Some records
******

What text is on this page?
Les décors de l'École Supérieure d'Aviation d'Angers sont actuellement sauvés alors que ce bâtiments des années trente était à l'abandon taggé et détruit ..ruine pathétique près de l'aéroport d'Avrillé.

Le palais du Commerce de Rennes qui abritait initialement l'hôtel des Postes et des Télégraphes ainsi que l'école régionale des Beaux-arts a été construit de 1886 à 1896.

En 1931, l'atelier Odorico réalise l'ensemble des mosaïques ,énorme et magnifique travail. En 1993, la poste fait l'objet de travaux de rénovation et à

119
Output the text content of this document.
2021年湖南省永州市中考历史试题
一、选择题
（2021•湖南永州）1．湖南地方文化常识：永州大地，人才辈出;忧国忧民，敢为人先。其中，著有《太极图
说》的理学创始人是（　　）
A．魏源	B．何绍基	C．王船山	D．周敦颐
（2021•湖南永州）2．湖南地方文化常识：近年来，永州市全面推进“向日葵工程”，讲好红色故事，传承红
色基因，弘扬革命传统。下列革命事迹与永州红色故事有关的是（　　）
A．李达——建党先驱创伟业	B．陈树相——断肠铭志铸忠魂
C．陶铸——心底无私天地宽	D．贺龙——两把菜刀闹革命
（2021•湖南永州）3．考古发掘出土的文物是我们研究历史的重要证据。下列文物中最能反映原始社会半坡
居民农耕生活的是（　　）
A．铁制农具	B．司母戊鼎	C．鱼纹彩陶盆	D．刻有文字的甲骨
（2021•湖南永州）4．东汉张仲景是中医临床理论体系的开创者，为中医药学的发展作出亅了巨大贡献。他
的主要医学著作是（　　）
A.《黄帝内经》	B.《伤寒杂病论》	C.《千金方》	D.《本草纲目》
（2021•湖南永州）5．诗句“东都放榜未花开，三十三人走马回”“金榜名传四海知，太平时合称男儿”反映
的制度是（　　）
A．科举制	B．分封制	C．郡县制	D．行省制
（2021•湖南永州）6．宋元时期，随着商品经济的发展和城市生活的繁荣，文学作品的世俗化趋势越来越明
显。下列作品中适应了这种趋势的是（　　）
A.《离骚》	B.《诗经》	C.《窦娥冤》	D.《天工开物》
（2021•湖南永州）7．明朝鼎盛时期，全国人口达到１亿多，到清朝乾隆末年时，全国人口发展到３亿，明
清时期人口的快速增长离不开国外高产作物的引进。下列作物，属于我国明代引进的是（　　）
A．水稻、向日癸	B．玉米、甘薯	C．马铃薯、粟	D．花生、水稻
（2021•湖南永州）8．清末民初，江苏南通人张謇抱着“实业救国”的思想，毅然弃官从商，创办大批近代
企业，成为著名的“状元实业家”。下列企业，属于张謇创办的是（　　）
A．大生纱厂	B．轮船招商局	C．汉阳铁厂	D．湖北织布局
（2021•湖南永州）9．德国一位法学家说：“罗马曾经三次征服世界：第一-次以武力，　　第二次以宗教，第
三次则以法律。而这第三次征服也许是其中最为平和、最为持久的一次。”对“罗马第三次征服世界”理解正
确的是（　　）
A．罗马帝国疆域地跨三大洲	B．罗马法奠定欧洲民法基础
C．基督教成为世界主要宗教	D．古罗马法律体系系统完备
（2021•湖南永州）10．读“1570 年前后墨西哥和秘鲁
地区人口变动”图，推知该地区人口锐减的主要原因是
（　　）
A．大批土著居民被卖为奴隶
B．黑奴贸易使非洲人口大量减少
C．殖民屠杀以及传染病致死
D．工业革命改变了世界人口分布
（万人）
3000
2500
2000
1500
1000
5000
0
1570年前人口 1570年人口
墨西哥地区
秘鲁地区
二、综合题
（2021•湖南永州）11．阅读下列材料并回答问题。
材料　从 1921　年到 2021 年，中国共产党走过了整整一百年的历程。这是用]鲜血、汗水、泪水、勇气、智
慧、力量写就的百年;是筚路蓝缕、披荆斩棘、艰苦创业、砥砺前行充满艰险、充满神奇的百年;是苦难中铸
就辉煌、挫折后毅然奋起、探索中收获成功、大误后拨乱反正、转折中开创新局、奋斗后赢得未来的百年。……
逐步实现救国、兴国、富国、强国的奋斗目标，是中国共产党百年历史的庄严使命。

******

Aim
Print nothing but the lines from the line with "Output the text content of this document." to the last line of the records above. Both of those lines count.

Output below
Output the text content of this document.
2021年湖南省永州市中考历史试题
一、选择题
（2021•湖南永州）1．湖南地方文化常识：永州大地，人才辈出;忧国忧民，敢为人先。其中，著有《太极图
说》的理学创始人是（　　）
A．魏源	B．何绍基	C．王船山	D．周敦颐
（2021•湖南永州）2．湖南地方文化常识：近年来，永州市全面推进“向日葵工程”，讲好红色故事，传承红
色基因，弘扬革命传统。下列革命事迹与永州红色故事有关的是（　　）
A．李达——建党先驱创伟业	B．陈树相——断肠铭志铸忠魂
C．陶铸——心底无私天地宽	D．贺龙——两把菜刀闹革命
（2021•湖南永州）3．考古发掘出土的文物是我们研究历史的重要证据。下列文物中最能反映原始社会半坡
居民农耕生活的是（　　）
A．铁制农具	B．司母戊鼎	C．鱼纹彩陶盆	D．刻有文字的甲骨
（2021•湖南永州）4．东汉张仲景是中医临床理论体系的开创者，为中医药学的发展作出亅了巨大贡献。他
的主要医学著作是（　　）
A.《黄帝内经》	B.《伤寒杂病论》	C.《千金方》	D.《本草纲目》
（2021•湖南永州）5．诗句“东都放榜未花开，三十三人走马回”“金榜名传四海知，太平时合称男儿”反映
的制度是（　　）
A．科举制	B．分封制	C．郡县制	D．行省制
（2021•湖南永州）6．宋元时期，随着商品经济的发展和城市生活的繁荣，文学作品的世俗化趋势越来越明
显。下列作品中适应了这种趋势的是（　　）
A.《离骚》	B.《诗经》	C.《窦娥冤》	D.《天工开物》
（2021•湖南永州）7．明朝鼎盛时期，全国人口达到１亿多，到清朝乾隆末年时，全国人口发展到３亿，明
清时期人口的快速增长离不开国外高产作物的引进。下列作物，属于我国明代引进的是（　　）
A．水稻、向日癸	B．玉米、甘薯	C．马铃薯、粟	D．花生、水稻
（2021•湖南永州）8．清末民初，江苏南通人张謇抱着“实业救国”的思想，毅然弃官从商，创办大批近代
企业，成为著名的“状元实业家”。下列企业，属于张謇创办的是（　　）
A．大生纱厂	B．轮船招商局	C．汉阳铁厂	D．湖北织布局
（2021•湖南永州）9．德国一位法学家说：“罗马曾经三次征服世界：第一-次以武力，　　第二次以宗教，第
三次则以法律。而这第三次征服也许是其中最为平和、最为持久的一次。”对“罗马第三次征服世界”理解正
确的是（　　）
A．罗马帝国疆域地跨三大洲	B．罗马法奠定欧洲民法基础
C．基督教成为世界主要宗教	D．古罗马法律体系系统完备
（2021•湖南永州）10．读“1570 年前后墨西哥和秘鲁
地区人口变动”图，推知该地区人口锐减的主要原因是
（　　）
A．大批土著居民被卖为奴隶
B．黑奴贸易使非洲人口大量减少
C．殖民屠杀以及传染病致死
D．工业革命改变了世界人口分布
（万人）
3000
2500
2000
1500
1000
5000
0
1570年前人口 1570年人口
墨西哥地区
秘鲁地区
二、综合题
（2021•湖南永州）11．阅读下列材料并回答问题。
材料　从 1921　年到 2021 年，中国共产党走过了整整一百年的历程。这是用]鲜血、汗水、泪水、勇气、智
慧、力量写就的百年;是筚路蓝缕、披荆斩棘、艰苦创业、砥砺前行充满艰险、充满神奇的百年;是苦难中铸
就辉煌、挫折后毅然奋起、探索中收获成功、大误后拨乱反正、转折中开创新局、奋斗后赢得未来的百年。……
逐步实现救国、兴国、富国、强国的奋斗目标，是中国共产党百年历史的庄严使命。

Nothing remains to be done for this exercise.